## Stored data entries
* begin *
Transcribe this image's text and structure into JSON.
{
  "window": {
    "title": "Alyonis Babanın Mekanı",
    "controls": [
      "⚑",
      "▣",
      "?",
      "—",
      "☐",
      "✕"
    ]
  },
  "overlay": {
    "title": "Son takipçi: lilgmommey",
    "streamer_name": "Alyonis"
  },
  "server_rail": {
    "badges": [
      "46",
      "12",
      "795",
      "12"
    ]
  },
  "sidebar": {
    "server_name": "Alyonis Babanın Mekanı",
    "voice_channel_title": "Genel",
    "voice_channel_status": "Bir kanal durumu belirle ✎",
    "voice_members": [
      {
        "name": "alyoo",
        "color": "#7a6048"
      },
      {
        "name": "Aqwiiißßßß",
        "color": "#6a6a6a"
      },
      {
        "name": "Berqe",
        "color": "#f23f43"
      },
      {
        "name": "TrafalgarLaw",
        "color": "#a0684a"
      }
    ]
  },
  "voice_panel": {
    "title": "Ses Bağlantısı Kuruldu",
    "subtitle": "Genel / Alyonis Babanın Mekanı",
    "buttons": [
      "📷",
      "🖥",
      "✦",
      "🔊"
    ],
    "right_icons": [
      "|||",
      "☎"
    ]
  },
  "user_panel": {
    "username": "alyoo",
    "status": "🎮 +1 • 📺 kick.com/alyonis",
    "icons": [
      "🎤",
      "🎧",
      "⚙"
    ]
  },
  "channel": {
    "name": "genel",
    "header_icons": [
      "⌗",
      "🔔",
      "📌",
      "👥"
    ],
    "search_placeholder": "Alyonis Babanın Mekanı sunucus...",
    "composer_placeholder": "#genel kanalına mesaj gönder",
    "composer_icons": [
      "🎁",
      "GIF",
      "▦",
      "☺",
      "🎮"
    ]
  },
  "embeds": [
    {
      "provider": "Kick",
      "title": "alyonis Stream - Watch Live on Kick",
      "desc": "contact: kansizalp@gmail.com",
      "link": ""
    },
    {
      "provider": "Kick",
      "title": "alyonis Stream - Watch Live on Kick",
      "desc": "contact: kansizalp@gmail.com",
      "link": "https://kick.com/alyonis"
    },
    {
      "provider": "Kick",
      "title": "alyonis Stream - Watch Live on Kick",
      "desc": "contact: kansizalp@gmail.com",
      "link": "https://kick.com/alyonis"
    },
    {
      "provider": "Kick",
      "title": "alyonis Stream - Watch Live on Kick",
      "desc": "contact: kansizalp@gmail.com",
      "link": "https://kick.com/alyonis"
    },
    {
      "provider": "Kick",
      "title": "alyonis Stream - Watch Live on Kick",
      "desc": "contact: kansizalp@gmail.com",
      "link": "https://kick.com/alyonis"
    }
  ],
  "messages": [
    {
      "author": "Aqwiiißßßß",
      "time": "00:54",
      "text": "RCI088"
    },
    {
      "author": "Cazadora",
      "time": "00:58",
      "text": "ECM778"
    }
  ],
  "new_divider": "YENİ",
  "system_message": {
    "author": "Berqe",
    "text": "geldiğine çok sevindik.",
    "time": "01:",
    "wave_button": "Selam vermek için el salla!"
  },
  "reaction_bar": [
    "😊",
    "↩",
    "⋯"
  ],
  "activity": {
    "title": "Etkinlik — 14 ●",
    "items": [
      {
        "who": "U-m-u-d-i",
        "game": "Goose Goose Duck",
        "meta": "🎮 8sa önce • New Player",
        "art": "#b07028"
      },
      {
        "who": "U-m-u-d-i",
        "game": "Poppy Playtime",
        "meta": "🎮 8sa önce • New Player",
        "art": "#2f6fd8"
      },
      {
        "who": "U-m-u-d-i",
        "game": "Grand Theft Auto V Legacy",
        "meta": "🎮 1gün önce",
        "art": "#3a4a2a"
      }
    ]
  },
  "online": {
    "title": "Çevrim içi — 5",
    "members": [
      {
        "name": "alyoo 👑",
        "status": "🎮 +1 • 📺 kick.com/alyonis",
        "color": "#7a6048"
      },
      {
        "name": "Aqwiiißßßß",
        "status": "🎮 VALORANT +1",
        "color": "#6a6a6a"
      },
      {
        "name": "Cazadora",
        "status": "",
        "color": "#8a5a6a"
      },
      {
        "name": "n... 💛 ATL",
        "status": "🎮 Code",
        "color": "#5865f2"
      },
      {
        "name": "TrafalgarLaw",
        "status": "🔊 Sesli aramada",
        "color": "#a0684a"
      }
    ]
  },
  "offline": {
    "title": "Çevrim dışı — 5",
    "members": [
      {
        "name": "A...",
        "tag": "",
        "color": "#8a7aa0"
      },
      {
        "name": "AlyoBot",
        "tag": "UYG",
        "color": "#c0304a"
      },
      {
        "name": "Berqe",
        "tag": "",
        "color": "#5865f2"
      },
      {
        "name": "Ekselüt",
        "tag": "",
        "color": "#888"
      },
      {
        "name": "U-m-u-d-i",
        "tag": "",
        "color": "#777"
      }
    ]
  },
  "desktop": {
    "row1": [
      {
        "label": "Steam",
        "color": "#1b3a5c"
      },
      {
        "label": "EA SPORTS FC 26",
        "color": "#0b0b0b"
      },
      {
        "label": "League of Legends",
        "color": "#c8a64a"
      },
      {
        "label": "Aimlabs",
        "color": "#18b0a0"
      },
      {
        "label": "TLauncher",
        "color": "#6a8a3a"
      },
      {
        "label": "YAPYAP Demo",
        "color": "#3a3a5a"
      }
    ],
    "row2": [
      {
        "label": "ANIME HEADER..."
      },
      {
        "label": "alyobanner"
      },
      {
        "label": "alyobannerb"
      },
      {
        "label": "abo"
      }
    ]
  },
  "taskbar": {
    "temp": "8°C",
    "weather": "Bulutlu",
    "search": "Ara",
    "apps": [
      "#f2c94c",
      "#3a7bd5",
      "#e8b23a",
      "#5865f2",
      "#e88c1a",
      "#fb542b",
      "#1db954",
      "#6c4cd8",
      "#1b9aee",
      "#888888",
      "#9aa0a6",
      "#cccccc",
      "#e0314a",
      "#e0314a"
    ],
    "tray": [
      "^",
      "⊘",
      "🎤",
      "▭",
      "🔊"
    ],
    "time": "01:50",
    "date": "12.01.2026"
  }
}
* end *
## To be done
All of the data needs to be reproduced exactly, with no line missing.

## Full output
Transcribe this image's text and structure into JSON.
{
  "window": {
    "title": "Alyonis Babanın Mekanı",
    "controls": [
      "⚑",
      "▣",
      "?",
      "—",
      "☐",
      "✕"
    ]
  },
  "overlay": {
    "title": "Son takipçi: lilgmommey",
    "streamer_name": "Alyonis"
  },
  "server_rail": {
    "badges": [
      "46",
      "12",
      "795",
      "12"
    ]
  },
  "sidebar": {
    "server_name": "Alyonis Babanın Mekanı",
    "voice_channel_title": "Genel",
    "voice_channel_status": "Bir kanal durumu belirle ✎",
    "voice_members": [
      {
        "name": "alyoo",
        "color": "#7a6048"
      },
      {
        "name": "Aqwiiißßßß",
        "color": "#6a6a6a"
      },
      {
        "name": "Berqe",
        "color": "#f23f43"
      },
      {
        "name": "TrafalgarLaw",
        "color": "#a0684a"
      }
    ]
  },
  "voice_panel": {
    "title": "Ses Bağlantısı Kuruldu",
    "subtitle": "Genel / Alyonis Babanın Mekanı",
    "buttons": [
      "📷",
      "🖥",
      "✦",
      "🔊"
    ],
    "right_icons": [
      "|||",
      "☎"
    ]
  },
  "user_panel": {
    "username": "alyoo",
    "status": "🎮 +1 • 📺 kick.com/alyonis",
    "icons": [
      "🎤",
      "🎧",
      "⚙"
    ]
  },
  "channel": {
    "name": "genel",
    "header_icons": [
      "⌗",
      "🔔",
      "📌",
      "👥"
    ],
    "search_placeholder": "Alyonis Babanın Mekanı sunucus...",
    "composer_placeholder": "#genel kanalına mesaj gönder",
    "composer_icons": [
      "🎁",
      "GIF",
      "▦",
      "☺",
      "🎮"
    ]
  },
  "embeds": [
    {
      "provider": "Kick",
      "title": "alyonis Stream - Watch Live on Kick",
      "desc": "contact: kansizalp@gmail.com",
      "link": ""
    },
    {
      "provider": "Kick",
      "title": "alyonis Stream - Watch Live on Kick",
      "desc": "contact: kansizalp@gmail.com",
      "link": "https://kick.com/alyonis"
    },
    {
      "provider": "Kick",
      "title": "alyonis Stream - Watch Live on Kick",
      "desc": "contact: kansizalp@gmail.com",
      "link": "https://kick.com/alyonis"
    },
    {
      "provider": "Kick",
      "title": "alyonis Stream - Watch Live on Kick",
      "desc": "contact: kansizalp@gmail.com",
      "link": "https://kick.com/alyonis"
    },
    {
      "provider": "Kick",
      "title": "alyonis Stream - Watch Live on Kick",
      "desc": "contact: kansizalp@gmail.com",
      "link": "https://kick.com/alyonis"
    }
  ],
  "messages": [
    {
      "author": "Aqwiiißßßß",
      "time": "00:54",
      "text": "RCI088"
    },
    {
      "author": "Cazadora",
      "time": "00:58",
      "text": "ECM778"
    }
  ],
  "new_divider": "YENİ",
  "system_message": {
    "author": "Berqe",
    "text": "geldiğine çok sevindik.",
    "time": "01:",
    "wave_button": "Selam vermek için el salla!"
  },
  "reaction_bar": [
    "😊",
    "↩",
    "⋯"
  ],
  "activity": {
    "title": "Etkinlik — 14 ●",
    "items": [
      {
        "who": "U-m-u-d-i",
        "game": "Goose Goose Duck",
        "meta": "🎮 8sa önce • New Player",
        "art": "#b07028"
      },
      {
        "who": "U-m-u-d-i",
        "game": "Poppy Playtime",
        "meta": "🎮 8sa önce • New Player",
        "art": "#2f6fd8"
      },
      {
        "who": "U-m-u-d-i",
        "game": "Grand Theft Auto V Legacy",
        "meta": "🎮 1gün önce",
        "art": "#3a4a2a"
      }
    ]
  },
  "online": {
    "title": "Çevrim içi — 5",
    "members": [
      {
        "name": "alyoo 👑",
        "status": "🎮 +1 • 📺 kick.com/alyonis",
        "color": "#7a6048"
      },
      {
        "name": "Aqwiiißßßß",
        "status": "🎮 VALORANT +1",
        "color": "#6a6a6a"
      },
      {
        "name": "Cazadora",
        "status": "",
        "color": "#8a5a6a"
      },
      {
        "name": "n... 💛 ATL",
        "status": "🎮 Code",
        "color": "#5865f2"
      },
      {
        "name": "TrafalgarLaw",
        "status": "🔊 Sesli aramada",
        "color": "#a0684a"
      }
    ]
  },
  "offline": {
    "title": "Çevrim dışı — 5",
    "members": [
      {
        "name": "A...",
        "tag": "",
        "color": "#8a7aa0"
      },
      {
        "name": "AlyoBot",
        "tag": "UYG",
        "color": "#c0304a"
      },
      {
        "name": "Berqe",
        "tag": "",
        "color": "#5865f2"
      },
      {
        "name": "Ekselüt",
        "tag": "",
        "color": "#888"
      },
      {
        "name": "U-m-u-d-i",
        "tag": "",
        "color": "#777"
      }
    ]
  },
  "desktop": {
    "row1": [
      {
        "label": "Steam",
        "color": "#1b3a5c"
      },
      {
        "label": "EA SPORTS FC 26",
        "color": "#0b0b0b"
      },
      {
        "label": "League of Legends",
        "color": "#c8a64a"
      },
      {
        "label": "Aimlabs",
        "color": "#18b0a0"
      },
      {
        "label": "TLauncher",
        "color": "#6a8a3a"
      },
      {
        "label": "YAPYAP Demo",
        "color": "#3a3a5a"
      }
    ],
    "row2": [
      {
        "label": "ANIME HEADER..."
      },
      {
        "label": "alyobanner"
      },
      {
        "label": "alyobannerb"
      },
      {
        "label": "abo"
      }
    ]
  },
  "taskbar": {
    "temp": "8°C",
    "weather": "Bulutlu",
    "search": "Ara",
    "apps": [
      "#f2c94c",
      "#3a7bd5",
      "#e8b23a",
      "#5865f2",
      "#e88c1a",
      "#fb542b",
      "#1db954",
      "#6c4cd8",
      "#1b9aee",
      "#888888",
      "#9aa0a6",
      "#cccccc",
      "#e0314a",
      "#e0314a"
    ],
    "tray": [
      "^",
      "⊘",
      "🎤",
      "▭",
      "🔊"
    ],
    "time": "01:50",
    "date": "12.01.2026"
  }
}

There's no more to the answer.